(Beginning of SUPPLIED DATA)

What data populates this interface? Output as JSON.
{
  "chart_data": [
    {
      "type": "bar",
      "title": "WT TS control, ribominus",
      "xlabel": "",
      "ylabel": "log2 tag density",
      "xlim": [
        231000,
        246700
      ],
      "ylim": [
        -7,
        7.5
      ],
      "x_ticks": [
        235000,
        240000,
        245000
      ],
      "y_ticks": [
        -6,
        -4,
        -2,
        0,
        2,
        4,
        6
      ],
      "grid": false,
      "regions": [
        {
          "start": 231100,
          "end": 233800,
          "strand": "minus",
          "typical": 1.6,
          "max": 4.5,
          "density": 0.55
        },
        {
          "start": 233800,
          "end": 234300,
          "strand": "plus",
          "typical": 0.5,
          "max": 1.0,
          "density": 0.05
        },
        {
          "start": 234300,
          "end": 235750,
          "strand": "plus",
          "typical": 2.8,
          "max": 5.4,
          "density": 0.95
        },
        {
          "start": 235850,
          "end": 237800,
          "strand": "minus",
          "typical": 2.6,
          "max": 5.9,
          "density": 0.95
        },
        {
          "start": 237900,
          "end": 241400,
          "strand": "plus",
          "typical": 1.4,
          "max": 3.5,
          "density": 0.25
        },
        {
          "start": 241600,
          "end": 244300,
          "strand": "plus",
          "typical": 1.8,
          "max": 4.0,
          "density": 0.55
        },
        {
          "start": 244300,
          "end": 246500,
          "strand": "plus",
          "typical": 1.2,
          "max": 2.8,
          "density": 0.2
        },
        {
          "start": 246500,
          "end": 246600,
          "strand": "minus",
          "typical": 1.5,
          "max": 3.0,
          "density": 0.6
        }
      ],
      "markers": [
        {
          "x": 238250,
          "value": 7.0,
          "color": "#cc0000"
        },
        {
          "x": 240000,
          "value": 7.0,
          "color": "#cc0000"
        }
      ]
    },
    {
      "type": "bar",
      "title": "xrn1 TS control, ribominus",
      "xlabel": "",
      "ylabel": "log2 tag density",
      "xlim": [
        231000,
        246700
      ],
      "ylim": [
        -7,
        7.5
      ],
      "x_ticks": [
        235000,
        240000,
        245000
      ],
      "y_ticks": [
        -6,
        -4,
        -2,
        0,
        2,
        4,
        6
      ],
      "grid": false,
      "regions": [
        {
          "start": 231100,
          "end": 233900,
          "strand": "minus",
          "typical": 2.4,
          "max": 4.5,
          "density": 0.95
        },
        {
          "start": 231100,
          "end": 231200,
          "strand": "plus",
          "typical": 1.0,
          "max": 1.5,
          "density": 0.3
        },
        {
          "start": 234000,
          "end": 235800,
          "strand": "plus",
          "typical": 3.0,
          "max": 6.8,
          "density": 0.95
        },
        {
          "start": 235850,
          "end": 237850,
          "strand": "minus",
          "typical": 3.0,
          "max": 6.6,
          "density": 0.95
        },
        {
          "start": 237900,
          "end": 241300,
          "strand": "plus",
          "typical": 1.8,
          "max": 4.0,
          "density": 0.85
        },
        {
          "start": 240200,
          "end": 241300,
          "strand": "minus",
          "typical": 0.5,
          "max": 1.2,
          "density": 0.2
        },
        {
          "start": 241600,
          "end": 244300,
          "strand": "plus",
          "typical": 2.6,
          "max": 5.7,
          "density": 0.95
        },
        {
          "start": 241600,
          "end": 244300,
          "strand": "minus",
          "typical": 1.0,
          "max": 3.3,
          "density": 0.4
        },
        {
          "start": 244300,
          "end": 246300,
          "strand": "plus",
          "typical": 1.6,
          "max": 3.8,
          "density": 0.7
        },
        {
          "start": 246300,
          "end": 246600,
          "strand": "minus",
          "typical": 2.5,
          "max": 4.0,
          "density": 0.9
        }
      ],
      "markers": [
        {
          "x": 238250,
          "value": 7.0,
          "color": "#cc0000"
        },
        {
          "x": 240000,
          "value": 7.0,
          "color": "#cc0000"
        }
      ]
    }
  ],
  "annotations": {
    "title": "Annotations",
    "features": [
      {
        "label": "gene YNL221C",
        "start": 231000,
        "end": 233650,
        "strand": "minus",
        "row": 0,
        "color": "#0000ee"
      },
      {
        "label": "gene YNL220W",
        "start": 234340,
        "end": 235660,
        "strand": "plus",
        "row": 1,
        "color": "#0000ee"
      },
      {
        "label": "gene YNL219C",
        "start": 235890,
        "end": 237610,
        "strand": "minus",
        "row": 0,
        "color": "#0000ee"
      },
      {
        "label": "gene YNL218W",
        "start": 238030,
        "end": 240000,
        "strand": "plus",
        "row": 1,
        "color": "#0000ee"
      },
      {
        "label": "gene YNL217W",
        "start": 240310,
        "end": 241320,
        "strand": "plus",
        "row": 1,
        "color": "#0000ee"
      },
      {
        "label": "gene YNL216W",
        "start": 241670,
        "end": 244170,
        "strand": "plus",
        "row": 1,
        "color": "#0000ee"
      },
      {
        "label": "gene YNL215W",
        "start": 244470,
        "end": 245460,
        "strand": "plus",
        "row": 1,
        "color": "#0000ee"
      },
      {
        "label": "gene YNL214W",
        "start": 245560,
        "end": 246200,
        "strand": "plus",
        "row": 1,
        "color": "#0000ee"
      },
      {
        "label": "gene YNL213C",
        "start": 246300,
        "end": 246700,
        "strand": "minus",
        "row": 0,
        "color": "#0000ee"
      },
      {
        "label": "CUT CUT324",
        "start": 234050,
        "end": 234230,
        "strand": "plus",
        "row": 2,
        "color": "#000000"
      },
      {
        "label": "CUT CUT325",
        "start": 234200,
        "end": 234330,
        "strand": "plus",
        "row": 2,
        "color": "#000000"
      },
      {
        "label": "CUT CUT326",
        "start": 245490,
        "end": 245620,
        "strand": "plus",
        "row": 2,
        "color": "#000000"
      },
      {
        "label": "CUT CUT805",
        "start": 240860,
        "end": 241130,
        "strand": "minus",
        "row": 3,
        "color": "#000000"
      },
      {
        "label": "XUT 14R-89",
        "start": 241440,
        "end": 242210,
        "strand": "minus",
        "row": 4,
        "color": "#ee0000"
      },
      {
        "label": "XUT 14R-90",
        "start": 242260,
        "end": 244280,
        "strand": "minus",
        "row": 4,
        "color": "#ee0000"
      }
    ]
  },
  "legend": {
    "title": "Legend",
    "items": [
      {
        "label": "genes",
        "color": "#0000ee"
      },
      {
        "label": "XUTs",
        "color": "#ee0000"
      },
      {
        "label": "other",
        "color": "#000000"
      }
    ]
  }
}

(End of SUPPLIED DATA)

§ **YOUR TASK**: Would you write out all the records exactly as they read?

§ **EXERCISE RESPONSE**:
What data populates this interface? Output as JSON.
{
  "chart_data": [
    {
      "type": "bar",
      "title": "WT TS control, ribominus",
      "xlabel": "",
      "ylabel": "log2 tag density",
      "xlim": [
        231000,
        246700
      ],
      "ylim": [
        -7,
        7.5
      ],
      "x_ticks": [
        235000,
        240000,
        245000
      ],
      "y_ticks": [
        -6,
        -4,
        -2,
        0,
        2,
        4,
        6
      ],
      "grid": false,
      "regions": [
        {
          "start": 231100,
          "end": 233800,
          "strand": "minus",
          "typical": 1.6,
          "max": 4.5,
          "density": 0.55
        },
        {
          "start": 233800,
          "end": 234300,
          "strand": "plus",
          "typical": 0.5,
          "max": 1.0,
          "density": 0.05
        },
        {
          "start": 234300,
          "end": 235750,
          "strand": "plus",
          "typical": 2.8,
          "max": 5.4,
          "density": 0.95
        },
        {
          "start": 235850,
          "end": 237800,
          "strand": "minus",
          "typical": 2.6,
          "max": 5.9,
          "density": 0.95
        },
        {
          "start": 237900,
          "end": 241400,
          "strand": "plus",
          "typical": 1.4,
          "max": 3.5,
          "density": 0.25
        },
        {
          "start": 241600,
          "end": 244300,
          "strand": "plus",
          "typical": 1.8,
          "max": 4.0,
          "density": 0.55
        },
        {
          "start": 244300,
          "end": 246500,
          "strand": "plus",
          "typical": 1.2,
          "max": 2.8,
          "density": 0.2
        },
        {
          "start": 246500,
          "end": 246600,
          "strand": "minus",
          "typical": 1.5,
          "max": 3.0,
          "density": 0.6
        }
      ],
      "markers": [
        {
          "x": 238250,
          "value": 7.0,
          "color": "#cc0000"
        },
        {
          "x": 240000,
          "value": 7.0,
          "color": "#cc0000"
        }
      ]
    },
    {
      "type": "bar",
      "title": "xrn1 TS control, ribominus",
      "xlabel": "",
      "ylabel": "log2 tag density",
      "xlim": [
        231000,
        246700
      ],
      "ylim": [
        -7,
        7.5
      ],
      "x_ticks": [
        235000,
        240000,
        245000
      ],
      "y_ticks": [
        -6,
        -4,
        -2,
        0,
        2,
        4,
        6
      ],
      "grid": false,
      "regions": [
        {
          "start": 231100,
          "end": 233900,
          "strand": "minus",
          "typical": 2.4,
          "max": 4.5,
          "density": 0.95
        },
        {
          "start": 231100,
          "end": 231200,
          "strand": "plus",
          "typical": 1.0,
          "max": 1.5,
          "density": 0.3
        },
        {
          "start": 234000,
          "end": 235800,
          "strand": "plus",
          "typical": 3.0,
          "max": 6.8,
          "density": 0.95
        },
        {
          "start": 235850,
          "end": 237850,
          "strand": "minus",
          "typical": 3.0,
          "max": 6.6,
          "density": 0.95
        },
        {
          "start": 237900,
          "end": 241300,
          "strand": "plus",
          "typical": 1.8,
          "max": 4.0,
          "density": 0.85
        },
        {
          "start": 240200,
          "end": 241300,
          "strand": "minus",
          "typical": 0.5,
          "max": 1.2,
          "density": 0.2
        },
        {
          "start": 241600,
          "end": 244300,
          "strand": "plus",
          "typical": 2.6,
          "max": 5.7,
          "density": 0.95
        },
        {
          "start": 241600,
          "end": 244300,
          "strand": "minus",
          "typical": 1.0,
          "max": 3.3,
          "density": 0.4
        },
        {
          "start": 244300,
          "end": 246300,
          "strand": "plus",
          "typical": 1.6,
          "max": 3.8,
          "density": 0.7
        },
        {
          "start": 246300,
          "end": 246600,
          "strand": "minus",
          "typical": 2.5,
          "max": 4.0,
          "density": 0.9
        }
      ],
      "markers": [
        {
          "x": 238250,
          "value": 7.0,
          "color": "#cc0000"
        },
        {
          "x": 240000,
          "value": 7.0,
          "color": "#cc0000"
        }
      ]
    }
  ],
  "annotations": {
    "title": "Annotations",
    "features": [
      {
        "label": "gene YNL221C",
        "start": 231000,
        "end": 233650,
        "strand": "minus",
        "row": 0,
        "color": "#0000ee"
      },
      {
        "label": "gene YNL220W",
        "start": 234340,
        "end": 235660,
        "strand": "plus",
        "row": 1,
        "color": "#0000ee"
      },
      {
        "label": "gene YNL219C",
        "start": 235890,
        "end": 237610,
        "strand": "minus",
        "row": 0,
        "color": "#0000ee"
      },
      {
        "label": "gene YNL218W",
        "start": 238030,
        "end": 240000,
        "strand": "plus",
        "row": 1,
        "color": "#0000ee"
      },
      {
        "label": "gene YNL217W",
        "start": 240310,
        "end": 241320,
        "strand": "plus",
        "row": 1,
        "color": "#0000ee"
      },
      {
        "label": "gene YNL216W",
        "start": 241670,
        "end": 244170,
        "strand": "plus",
        "row": 1,
        "color": "#0000ee"
      },
      {
        "label": "gene YNL215W",
        "start": 244470,
        "end": 245460,
        "strand": "plus",
        "row": 1,
        "color": "#0000ee"
      },
      {
        "label": "gene YNL214W",
        "start": 245560,
        "end": 246200,
        "strand": "plus",
        "row": 1,
        "color": "#0000ee"
      },
      {
        "label": "gene YNL213C",
        "start": 246300,
        "end": 246700,
        "strand": "minus",
        "row": 0,
        "color": "#0000ee"
      },
      {
        "label": "CUT CUT324",
        "start": 234050,
        "end": 234230,
        "strand": "plus",
        "row": 2,
        "color": "#000000"
      },
      {
        "label": "CUT CUT325",
        "start": 234200,
        "end": 234330,
        "strand": "plus",
        "row": 2,
        "color": "#000000"
      },
      {
        "label": "CUT CUT326",
        "start": 245490,
        "end": 245620,
        "strand": "plus",
        "row": 2,
        "color": "#000000"
      },
      {
        "label": "CUT CUT805",
        "start": 240860,
        "end": 241130,
        "strand": "minus",
        "row": 3,
        "color": "#000000"
      },
      {
        "label": "XUT 14R-89",
        "start": 241440,
        "end": 242210,
        "strand": "minus",
        "row": 4,
        "color": "#ee0000"
      },
      {
        "label": "XUT 14R-90",
        "start": 242260,
        "end": 244280,
        "strand": "minus",
        "row": 4,
        "color": "#ee0000"
      }
    ]
  },
  "legend": {
    "title": "Legend",
    "items": [
      {
        "label": "genes",
        "color": "#0000ee"
      },
      {
        "label": "XUTs",
        "color": "#ee0000"
      },
      {
        "label": "other",
        "color": "#000000"
      }
    ]
  }
}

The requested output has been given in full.